> _WHAT YOU ARE ASKED TO DO_
Write the data out again in full, with no departure from the original.

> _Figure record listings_
• • • • •
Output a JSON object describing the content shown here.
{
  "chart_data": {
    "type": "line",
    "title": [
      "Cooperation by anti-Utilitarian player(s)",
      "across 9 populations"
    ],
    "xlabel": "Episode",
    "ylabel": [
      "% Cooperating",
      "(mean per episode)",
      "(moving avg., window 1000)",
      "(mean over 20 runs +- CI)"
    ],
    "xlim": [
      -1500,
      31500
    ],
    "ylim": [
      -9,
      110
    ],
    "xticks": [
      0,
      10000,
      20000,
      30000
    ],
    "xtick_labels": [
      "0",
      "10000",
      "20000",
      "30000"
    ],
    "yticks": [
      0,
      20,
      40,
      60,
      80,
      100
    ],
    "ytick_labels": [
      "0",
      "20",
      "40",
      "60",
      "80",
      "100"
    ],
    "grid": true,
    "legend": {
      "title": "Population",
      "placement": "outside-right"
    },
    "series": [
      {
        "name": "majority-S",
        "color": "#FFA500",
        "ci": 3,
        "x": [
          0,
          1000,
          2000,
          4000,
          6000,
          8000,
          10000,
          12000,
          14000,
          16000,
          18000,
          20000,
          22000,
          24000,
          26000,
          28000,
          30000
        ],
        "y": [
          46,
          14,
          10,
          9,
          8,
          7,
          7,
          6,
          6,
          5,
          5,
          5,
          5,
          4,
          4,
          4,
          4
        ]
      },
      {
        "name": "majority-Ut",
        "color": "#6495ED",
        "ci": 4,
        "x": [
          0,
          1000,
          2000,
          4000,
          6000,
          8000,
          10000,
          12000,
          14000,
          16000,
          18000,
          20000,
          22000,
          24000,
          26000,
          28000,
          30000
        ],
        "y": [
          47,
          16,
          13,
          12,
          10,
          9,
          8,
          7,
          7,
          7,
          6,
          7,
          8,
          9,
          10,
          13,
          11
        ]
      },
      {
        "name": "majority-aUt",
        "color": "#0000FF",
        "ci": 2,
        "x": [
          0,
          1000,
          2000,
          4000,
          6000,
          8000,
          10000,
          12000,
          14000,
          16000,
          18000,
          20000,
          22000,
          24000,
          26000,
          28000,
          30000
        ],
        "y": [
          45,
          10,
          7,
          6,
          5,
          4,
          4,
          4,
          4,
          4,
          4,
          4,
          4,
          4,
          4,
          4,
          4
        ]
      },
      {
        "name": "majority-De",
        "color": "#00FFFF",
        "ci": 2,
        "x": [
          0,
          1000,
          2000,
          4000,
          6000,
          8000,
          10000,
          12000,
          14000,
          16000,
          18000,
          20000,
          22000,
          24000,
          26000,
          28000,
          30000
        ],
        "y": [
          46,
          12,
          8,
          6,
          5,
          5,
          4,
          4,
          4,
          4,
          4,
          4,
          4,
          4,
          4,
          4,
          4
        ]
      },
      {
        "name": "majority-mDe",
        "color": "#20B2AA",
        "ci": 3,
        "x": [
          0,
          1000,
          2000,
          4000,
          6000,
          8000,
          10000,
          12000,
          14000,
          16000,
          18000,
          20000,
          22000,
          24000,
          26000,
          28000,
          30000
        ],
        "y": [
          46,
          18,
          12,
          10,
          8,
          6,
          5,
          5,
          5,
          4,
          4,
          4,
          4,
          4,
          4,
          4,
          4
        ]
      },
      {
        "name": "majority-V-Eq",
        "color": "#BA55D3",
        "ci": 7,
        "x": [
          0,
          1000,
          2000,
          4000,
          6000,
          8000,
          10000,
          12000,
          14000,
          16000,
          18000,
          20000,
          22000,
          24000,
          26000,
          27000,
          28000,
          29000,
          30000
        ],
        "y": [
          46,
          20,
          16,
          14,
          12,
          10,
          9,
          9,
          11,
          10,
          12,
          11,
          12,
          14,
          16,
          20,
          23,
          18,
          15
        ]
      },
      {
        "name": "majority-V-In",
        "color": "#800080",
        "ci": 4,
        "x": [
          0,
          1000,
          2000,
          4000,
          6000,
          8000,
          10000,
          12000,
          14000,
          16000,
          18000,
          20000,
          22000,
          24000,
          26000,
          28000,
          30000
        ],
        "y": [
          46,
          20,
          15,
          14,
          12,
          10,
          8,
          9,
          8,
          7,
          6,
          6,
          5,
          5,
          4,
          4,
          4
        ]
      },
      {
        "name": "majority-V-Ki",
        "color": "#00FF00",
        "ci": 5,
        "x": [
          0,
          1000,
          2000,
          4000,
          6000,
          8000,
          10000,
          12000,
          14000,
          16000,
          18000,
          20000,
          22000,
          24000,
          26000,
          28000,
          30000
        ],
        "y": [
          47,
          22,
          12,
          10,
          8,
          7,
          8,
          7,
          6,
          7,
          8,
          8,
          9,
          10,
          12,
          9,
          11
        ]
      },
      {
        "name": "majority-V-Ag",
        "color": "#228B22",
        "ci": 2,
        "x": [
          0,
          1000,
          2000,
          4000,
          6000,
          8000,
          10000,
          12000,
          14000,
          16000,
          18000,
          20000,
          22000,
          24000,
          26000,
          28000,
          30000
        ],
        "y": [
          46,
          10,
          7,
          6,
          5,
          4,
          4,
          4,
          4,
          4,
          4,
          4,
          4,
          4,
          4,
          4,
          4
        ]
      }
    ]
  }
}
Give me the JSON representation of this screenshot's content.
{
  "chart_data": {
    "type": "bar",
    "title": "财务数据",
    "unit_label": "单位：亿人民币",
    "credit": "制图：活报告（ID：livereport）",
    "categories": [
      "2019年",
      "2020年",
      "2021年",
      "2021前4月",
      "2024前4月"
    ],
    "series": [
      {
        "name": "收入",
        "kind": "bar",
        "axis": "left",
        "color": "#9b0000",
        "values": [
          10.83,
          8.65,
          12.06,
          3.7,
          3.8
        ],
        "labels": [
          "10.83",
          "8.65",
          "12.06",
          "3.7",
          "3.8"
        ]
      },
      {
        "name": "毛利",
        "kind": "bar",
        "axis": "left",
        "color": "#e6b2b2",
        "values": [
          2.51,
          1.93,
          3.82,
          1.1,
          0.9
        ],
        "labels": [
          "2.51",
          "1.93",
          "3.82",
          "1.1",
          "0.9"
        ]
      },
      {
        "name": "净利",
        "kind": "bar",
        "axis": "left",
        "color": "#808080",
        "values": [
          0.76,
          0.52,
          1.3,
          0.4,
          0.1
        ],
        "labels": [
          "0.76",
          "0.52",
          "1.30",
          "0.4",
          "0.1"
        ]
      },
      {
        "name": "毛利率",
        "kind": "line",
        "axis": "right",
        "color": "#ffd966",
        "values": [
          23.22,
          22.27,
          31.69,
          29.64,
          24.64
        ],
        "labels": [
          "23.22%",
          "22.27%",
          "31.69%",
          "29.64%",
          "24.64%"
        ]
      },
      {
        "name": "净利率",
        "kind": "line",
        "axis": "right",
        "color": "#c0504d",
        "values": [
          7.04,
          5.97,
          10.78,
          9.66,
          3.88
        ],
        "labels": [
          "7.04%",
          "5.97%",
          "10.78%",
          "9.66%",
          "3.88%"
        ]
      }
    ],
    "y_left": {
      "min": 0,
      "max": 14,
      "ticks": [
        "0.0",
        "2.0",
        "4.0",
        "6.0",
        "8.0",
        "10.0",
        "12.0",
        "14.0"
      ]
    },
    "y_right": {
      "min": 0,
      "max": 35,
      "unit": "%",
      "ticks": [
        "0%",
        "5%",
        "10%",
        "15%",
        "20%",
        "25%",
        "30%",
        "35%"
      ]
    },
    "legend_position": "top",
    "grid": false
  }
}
• • • • •
> _CORRECT RESPONSE_
Output a JSON object describing the content shown here.
{
  "chart_data": {
    "type": "line",
    "title": [
      "Cooperation by anti-Utilitarian player(s)",
      "across 9 populations"
    ],
    "xlabel": "Episode",
    "ylabel": [
      "% Cooperating",
      "(mean per episode)",
      "(moving avg., window 1000)",
      "(mean over 20 runs +- CI)"
    ],
    "xlim": [
      -1500,
      31500
    ],
    "ylim": [
      -9,
      110
    ],
    "xticks": [
      0,
      10000,
      20000,
      30000
    ],
    "xtick_labels": [
      "0",
      "10000",
      "20000",
      "30000"
    ],
    "yticks": [
      0,
      20,
      40,
      60,
      80,
      100
    ],
    "ytick_labels": [
      "0",
      "20",
      "40",
      "60",
      "80",
      "100"
    ],
    "grid": true,
    "legend": {
      "title": "Population",
      "placement": "outside-right"
    },
    "series": [
      {
        "name": "majority-S",
        "color": "#FFA500",
        "ci": 3,
        "x": [
          0,
          1000,
          2000,
          4000,
          6000,
          8000,
          10000,
          12000,
          14000,
          16000,
          18000,
          20000,
          22000,
          24000,
          26000,
          28000,
          30000
        ],
        "y": [
          46,
          14,
          10,
          9,
          8,
          7,
          7,
          6,
          6,
          5,
          5,
          5,
          5,
          4,
          4,
          4,
          4
        ]
      },
      {
        "name": "majority-Ut",
        "color": "#6495ED",
        "ci": 4,
        "x": [
          0,
          1000,
          2000,
          4000,
          6000,
          8000,
          10000,
          12000,
          14000,
          16000,
          18000,
          20000,
          22000,
          24000,
          26000,
          28000,
          30000
        ],
        "y": [
          47,
          16,
          13,
          12,
          10,
          9,
          8,
          7,
          7,
          7,
          6,
          7,
          8,
          9,
          10,
          13,
          11
        ]
      },
      {
        "name": "majority-aUt",
        "color": "#0000FF",
        "ci": 2,
        "x": [
          0,
          1000,
          2000,
          4000,
          6000,
          8000,
          10000,
          12000,
          14000,
          16000,
          18000,
          20000,
          22000,
          24000,
          26000,
          28000,
          30000
        ],
        "y": [
          45,
          10,
          7,
          6,
          5,
          4,
          4,
          4,
          4,
          4,
          4,
          4,
          4,
          4,
          4,
          4,
          4
        ]
      },
      {
        "name": "majority-De",
        "color": "#00FFFF",
        "ci": 2,
        "x": [
          0,
          1000,
          2000,
          4000,
          6000,
          8000,
          10000,
          12000,
          14000,
          16000,
          18000,
          20000,
          22000,
          24000,
          26000,
          28000,
          30000
        ],
        "y": [
          46,
          12,
          8,
          6,
          5,
          5,
          4,
          4,
          4,
          4,
          4,
          4,
          4,
          4,
          4,
          4,
          4
        ]
      },
      {
        "name": "majority-mDe",
        "color": "#20B2AA",
        "ci": 3,
        "x": [
          0,
          1000,
          2000,
          4000,
          6000,
          8000,
          10000,
          12000,
          14000,
          16000,
          18000,
          20000,
          22000,
          24000,
          26000,
          28000,
          30000
        ],
        "y": [
          46,
          18,
          12,
          10,
          8,
          6,
          5,
          5,
          5,
          4,
          4,
          4,
          4,
          4,
          4,
          4,
          4
        ]
      },
      {
        "name": "majority-V-Eq",
        "color": "#BA55D3",
        "ci": 7,
        "x": [
          0,
          1000,
          2000,
          4000,
          6000,
          8000,
          10000,
          12000,
          14000,
          16000,
          18000,
          20000,
          22000,
          24000,
          26000,
          27000,
          28000,
          29000,
          30000
        ],
        "y": [
          46,
          20,
          16,
          14,
          12,
          10,
          9,
          9,
          11,
          10,
          12,
          11,
          12,
          14,
          16,
          20,
          23,
          18,
          15
        ]
      },
      {
        "name": "majority-V-In",
        "color": "#800080",
        "ci": 4,
        "x": [
          0,
          1000,
          2000,
          4000,
          6000,
          8000,
          10000,
          12000,
          14000,
          16000,
          18000,
          20000,
          22000,
          24000,
          26000,
          28000,
          30000
        ],
        "y": [
          46,
          20,
          15,
          14,
          12,
          10,
          8,
          9,
          8,
          7,
          6,
          6,
          5,
          5,
          4,
          4,
          4
        ]
      },
      {
        "name": "majority-V-Ki",
        "color": "#00FF00",
        "ci": 5,
        "x": [
          0,
          1000,
          2000,
          4000,
          6000,
          8000,
          10000,
          12000,
          14000,
          16000,
          18000,
          20000,
          22000,
          24000,
          26000,
          28000,
          30000
        ],
        "y": [
          47,
          22,
          12,
          10,
          8,
          7,
          8,
          7,
          6,
          7,
          8,
          8,
          9,
          10,
          12,
          9,
          11
        ]
      },
      {
        "name": "majority-V-Ag",
        "color": "#228B22",
        "ci": 2,
        "x": [
          0,
          1000,
          2000,
          4000,
          6000,
          8000,
          10000,
          12000,
          14000,
          16000,
          18000,
          20000,
          22000,
          24000,
          26000,
          28000,
          30000
        ],
        "y": [
          46,
          10,
          7,
          6,
          5,
          4,
          4,
          4,
          4,
          4,
          4,
          4,
          4,
          4,
          4,
          4,
          4
        ]
      }
    ]
  }
}
Give me the JSON representation of this screenshot's content.
{
  "chart_data": {
    "type": "bar",
    "title": "财务数据",
    "unit_label": "单位：亿人民币",
    "credit": "制图：活报告（ID：livereport）",
    "categories": [
      "2019年",
      "2020年",
      "2021年",
      "2021前4月",
      "2024前4月"
    ],
    "series": [
      {
        "name": "收入",
        "kind": "bar",
        "axis": "left",
        "color": "#9b0000",
        "values": [
          10.83,
          8.65,
          12.06,
          3.7,
          3.8
        ],
        "labels": [
          "10.83",
          "8.65",
          "12.06",
          "3.7",
          "3.8"
        ]
      },
      {
        "name": "毛利",
        "kind": "bar",
        "axis": "left",
        "color": "#e6b2b2",
        "values": [
          2.51,
          1.93,
          3.82,
          1.1,
          0.9
        ],
        "labels": [
          "2.51",
          "1.93",
          "3.82",
          "1.1",
          "0.9"
        ]
      },
      {
        "name": "净利",
        "kind": "bar",
        "axis": "left",
        "color": "#808080",
        "values": [
          0.76,
          0.52,
          1.3,
          0.4,
          0.1
        ],
        "labels": [
          "0.76",
          "0.52",
          "1.30",
          "0.4",
          "0.1"
        ]
      },
      {
        "name": "毛利率",
        "kind": "line",
        "axis": "right",
        "color": "#ffd966",
        "values": [
          23.22,
          22.27,
          31.69,
          29.64,
          24.64
        ],
        "labels": [
          "23.22%",
          "22.27%",
          "31.69%",
          "29.64%",
          "24.64%"
        ]
      },
      {
        "name": "净利率",
        "kind": "line",
        "axis": "right",
        "color": "#c0504d",
        "values": [
          7.04,
          5.97,
          10.78,
          9.66,
          3.88
        ],
        "labels": [
          "7.04%",
          "5.97%",
          "10.78%",
          "9.66%",
          "3.88%"
        ]
      }
    ],
    "y_left": {
      "min": 0,
      "max": 14,
      "ticks": [
        "0.0",
        "2.0",
        "4.0",
        "6.0",
        "8.0",
        "10.0",
        "12.0",
        "14.0"
      ]
    },
    "y_right": {
      "min": 0,
      "max": 35,
      "unit": "%",
      "ticks": [
        "0%",
        "5%",
        "10%",
        "15%",
        "20%",
        "25%",
        "30%",
        "35%"
      ]
    },
    "legend_position": "top",
    "grid": false
  }
}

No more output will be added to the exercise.